In the data that follows, find the line containing "Extract all the data from this chart as JSON."; then quote that line and every line after it, exactly, through the last one.

** BEGIN **

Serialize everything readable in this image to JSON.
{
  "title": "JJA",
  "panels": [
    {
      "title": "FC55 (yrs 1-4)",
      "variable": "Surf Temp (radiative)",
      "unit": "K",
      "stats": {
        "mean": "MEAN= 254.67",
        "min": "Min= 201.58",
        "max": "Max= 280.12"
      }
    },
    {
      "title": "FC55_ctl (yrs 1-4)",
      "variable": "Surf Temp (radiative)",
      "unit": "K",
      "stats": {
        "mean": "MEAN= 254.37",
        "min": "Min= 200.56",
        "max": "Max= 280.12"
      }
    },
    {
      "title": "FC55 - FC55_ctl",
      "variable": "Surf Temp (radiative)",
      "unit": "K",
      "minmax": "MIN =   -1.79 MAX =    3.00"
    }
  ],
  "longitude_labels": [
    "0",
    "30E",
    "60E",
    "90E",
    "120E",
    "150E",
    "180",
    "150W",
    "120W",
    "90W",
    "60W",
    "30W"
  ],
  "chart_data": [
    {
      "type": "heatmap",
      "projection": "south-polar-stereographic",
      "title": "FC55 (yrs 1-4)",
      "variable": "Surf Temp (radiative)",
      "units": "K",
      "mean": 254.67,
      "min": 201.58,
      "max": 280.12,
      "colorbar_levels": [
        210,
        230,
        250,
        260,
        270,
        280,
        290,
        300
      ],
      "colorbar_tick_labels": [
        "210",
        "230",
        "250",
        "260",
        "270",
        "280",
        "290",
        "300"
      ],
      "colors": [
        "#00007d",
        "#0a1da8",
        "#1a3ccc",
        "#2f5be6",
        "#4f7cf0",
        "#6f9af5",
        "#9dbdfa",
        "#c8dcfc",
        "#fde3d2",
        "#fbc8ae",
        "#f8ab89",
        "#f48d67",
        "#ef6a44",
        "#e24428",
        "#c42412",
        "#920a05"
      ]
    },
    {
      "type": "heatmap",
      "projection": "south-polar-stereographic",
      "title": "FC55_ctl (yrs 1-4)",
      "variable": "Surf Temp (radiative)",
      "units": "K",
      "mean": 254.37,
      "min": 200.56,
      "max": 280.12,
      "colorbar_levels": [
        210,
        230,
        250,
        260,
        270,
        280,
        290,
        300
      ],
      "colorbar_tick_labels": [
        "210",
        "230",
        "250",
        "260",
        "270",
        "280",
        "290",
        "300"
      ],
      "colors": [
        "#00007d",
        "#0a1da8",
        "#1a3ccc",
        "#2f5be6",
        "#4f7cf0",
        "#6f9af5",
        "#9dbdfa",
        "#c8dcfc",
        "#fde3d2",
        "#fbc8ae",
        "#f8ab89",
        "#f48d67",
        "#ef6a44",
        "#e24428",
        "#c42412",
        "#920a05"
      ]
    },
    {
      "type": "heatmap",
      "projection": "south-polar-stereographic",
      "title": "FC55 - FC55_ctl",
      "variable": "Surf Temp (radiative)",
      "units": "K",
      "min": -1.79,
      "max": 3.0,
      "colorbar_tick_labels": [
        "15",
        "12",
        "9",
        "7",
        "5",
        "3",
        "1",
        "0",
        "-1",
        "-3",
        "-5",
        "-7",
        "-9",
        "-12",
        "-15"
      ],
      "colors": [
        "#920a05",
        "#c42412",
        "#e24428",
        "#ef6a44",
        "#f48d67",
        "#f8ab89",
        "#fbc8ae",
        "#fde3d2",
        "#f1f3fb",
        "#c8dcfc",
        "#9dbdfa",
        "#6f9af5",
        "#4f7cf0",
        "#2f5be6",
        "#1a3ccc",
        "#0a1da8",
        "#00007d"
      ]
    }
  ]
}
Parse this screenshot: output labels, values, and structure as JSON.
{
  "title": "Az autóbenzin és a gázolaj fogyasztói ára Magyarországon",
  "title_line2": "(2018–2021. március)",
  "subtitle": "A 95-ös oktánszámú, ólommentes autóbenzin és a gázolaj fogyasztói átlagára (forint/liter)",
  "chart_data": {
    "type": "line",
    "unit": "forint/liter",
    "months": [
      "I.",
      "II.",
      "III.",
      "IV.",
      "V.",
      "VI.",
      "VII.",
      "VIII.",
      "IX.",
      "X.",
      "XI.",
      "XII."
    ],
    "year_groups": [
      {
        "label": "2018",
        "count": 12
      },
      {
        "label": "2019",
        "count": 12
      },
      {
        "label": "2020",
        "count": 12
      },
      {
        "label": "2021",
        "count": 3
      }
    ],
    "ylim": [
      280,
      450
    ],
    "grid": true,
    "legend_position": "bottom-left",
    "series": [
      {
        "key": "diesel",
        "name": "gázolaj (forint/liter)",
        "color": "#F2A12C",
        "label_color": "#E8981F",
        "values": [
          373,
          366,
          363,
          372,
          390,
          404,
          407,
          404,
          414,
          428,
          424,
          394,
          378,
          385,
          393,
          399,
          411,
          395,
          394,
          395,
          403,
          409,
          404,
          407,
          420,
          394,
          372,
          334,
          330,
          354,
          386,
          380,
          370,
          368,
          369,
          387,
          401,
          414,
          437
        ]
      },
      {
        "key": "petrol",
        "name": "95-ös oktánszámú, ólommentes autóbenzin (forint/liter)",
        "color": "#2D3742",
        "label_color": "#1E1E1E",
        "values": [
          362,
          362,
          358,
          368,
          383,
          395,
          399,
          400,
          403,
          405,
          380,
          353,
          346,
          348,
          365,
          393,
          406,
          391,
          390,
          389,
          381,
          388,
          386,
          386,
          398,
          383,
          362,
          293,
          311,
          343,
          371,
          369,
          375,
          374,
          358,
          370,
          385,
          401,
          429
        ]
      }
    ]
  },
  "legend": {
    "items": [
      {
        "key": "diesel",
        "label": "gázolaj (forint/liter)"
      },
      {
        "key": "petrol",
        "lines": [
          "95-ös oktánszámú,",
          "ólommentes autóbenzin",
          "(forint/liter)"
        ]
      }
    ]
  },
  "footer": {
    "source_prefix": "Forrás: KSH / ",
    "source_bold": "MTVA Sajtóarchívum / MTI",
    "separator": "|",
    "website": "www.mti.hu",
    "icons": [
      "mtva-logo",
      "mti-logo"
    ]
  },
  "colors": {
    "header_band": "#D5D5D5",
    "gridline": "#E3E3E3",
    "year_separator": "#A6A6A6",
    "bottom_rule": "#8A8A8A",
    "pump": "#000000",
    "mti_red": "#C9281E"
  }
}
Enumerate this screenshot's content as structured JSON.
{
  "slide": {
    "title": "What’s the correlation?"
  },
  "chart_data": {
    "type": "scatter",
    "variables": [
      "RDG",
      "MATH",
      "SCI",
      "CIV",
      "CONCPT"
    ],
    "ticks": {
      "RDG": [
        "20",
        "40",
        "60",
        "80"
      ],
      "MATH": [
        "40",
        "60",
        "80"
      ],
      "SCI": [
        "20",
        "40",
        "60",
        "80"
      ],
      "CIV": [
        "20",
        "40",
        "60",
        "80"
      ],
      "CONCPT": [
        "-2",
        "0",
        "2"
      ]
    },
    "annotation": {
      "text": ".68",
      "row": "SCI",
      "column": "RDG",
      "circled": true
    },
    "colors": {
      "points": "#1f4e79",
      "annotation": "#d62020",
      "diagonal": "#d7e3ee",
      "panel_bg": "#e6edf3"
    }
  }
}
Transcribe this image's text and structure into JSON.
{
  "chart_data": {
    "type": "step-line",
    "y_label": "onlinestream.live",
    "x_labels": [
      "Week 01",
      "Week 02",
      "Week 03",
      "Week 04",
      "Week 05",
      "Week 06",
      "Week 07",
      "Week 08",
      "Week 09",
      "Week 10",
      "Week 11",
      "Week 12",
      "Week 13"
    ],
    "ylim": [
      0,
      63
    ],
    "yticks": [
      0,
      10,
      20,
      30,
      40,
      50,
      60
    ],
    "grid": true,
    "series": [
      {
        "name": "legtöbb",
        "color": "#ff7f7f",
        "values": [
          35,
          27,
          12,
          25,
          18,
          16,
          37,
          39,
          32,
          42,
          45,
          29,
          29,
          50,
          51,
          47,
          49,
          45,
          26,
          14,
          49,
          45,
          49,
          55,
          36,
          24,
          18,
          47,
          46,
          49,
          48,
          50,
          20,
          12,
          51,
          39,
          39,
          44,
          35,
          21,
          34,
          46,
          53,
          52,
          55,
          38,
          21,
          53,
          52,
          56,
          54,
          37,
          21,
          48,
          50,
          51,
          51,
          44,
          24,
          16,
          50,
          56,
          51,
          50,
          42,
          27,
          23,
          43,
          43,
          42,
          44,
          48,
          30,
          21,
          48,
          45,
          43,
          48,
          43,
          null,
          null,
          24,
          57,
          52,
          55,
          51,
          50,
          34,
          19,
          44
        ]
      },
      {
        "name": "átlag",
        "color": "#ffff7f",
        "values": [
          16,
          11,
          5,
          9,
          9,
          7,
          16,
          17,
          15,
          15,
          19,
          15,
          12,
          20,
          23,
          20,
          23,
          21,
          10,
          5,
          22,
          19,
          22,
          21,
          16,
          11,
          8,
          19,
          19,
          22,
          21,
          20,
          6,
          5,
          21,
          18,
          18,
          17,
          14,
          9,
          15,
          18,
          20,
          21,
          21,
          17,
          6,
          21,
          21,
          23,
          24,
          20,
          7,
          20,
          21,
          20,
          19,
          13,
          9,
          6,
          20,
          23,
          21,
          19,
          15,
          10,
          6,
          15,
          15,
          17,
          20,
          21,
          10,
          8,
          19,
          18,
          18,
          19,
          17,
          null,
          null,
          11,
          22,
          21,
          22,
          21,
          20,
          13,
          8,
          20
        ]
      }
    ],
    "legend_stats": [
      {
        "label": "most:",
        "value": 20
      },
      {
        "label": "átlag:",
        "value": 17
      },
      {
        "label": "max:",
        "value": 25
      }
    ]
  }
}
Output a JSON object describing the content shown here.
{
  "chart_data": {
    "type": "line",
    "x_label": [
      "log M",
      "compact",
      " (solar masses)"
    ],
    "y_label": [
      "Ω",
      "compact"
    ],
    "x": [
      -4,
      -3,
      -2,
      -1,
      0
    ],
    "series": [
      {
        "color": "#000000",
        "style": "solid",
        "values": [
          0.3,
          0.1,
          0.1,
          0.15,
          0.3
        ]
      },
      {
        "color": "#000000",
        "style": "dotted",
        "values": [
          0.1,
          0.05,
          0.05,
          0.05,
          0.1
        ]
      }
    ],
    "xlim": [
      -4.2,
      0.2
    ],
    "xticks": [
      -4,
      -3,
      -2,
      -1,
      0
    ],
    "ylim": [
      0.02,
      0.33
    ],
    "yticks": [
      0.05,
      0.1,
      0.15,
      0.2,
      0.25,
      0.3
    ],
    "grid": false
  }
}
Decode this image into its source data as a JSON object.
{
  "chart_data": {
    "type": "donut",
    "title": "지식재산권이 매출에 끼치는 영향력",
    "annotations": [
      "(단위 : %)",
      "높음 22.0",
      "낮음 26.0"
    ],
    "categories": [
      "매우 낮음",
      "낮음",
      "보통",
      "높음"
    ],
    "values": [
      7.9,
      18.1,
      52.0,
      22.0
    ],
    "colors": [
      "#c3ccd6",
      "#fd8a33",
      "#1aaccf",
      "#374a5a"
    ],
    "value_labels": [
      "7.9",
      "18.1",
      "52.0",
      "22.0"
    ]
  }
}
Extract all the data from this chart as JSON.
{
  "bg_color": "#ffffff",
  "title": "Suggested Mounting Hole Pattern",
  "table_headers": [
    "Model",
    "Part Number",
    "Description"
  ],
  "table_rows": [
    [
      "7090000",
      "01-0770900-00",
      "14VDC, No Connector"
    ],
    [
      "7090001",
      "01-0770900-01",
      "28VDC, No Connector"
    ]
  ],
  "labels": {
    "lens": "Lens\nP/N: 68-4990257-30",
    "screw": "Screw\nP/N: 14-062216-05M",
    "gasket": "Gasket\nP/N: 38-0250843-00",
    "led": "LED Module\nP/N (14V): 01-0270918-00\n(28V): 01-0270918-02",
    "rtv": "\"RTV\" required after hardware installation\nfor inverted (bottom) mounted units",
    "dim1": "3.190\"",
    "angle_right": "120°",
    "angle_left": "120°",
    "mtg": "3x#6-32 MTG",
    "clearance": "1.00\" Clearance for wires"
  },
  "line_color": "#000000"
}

** END **

**Expected answer**:
Extract all the data from this chart as JSON.
{
  "bg_color": "#ffffff",
  "title": "Suggested Mounting Hole Pattern",
  "table_headers": [
    "Model",
    "Part Number",
    "Description"
  ],
  "table_rows": [
    [
      "7090000",
      "01-0770900-00",
      "14VDC, No Connector"
    ],
    [
      "7090001",
      "01-0770900-01",
      "28VDC, No Connector"
    ]
  ],
  "labels": {
    "lens": "Lens\nP/N: 68-4990257-30",
    "screw": "Screw\nP/N: 14-062216-05M",
    "gasket": "Gasket\nP/N: 38-0250843-00",
    "led": "LED Module\nP/N (14V): 01-0270918-00\n(28V): 01-0270918-02",
    "rtv": "\"RTV\" required after hardware installation\nfor inverted (bottom) mounted units",
    "dim1": "3.190\"",
    "angle_right": "120°",
    "angle_left": "120°",
    "mtg": "3x#6-32 MTG",
    "clearance": "1.00\" Clearance for wires"
  },
  "line_color": "#000000"
}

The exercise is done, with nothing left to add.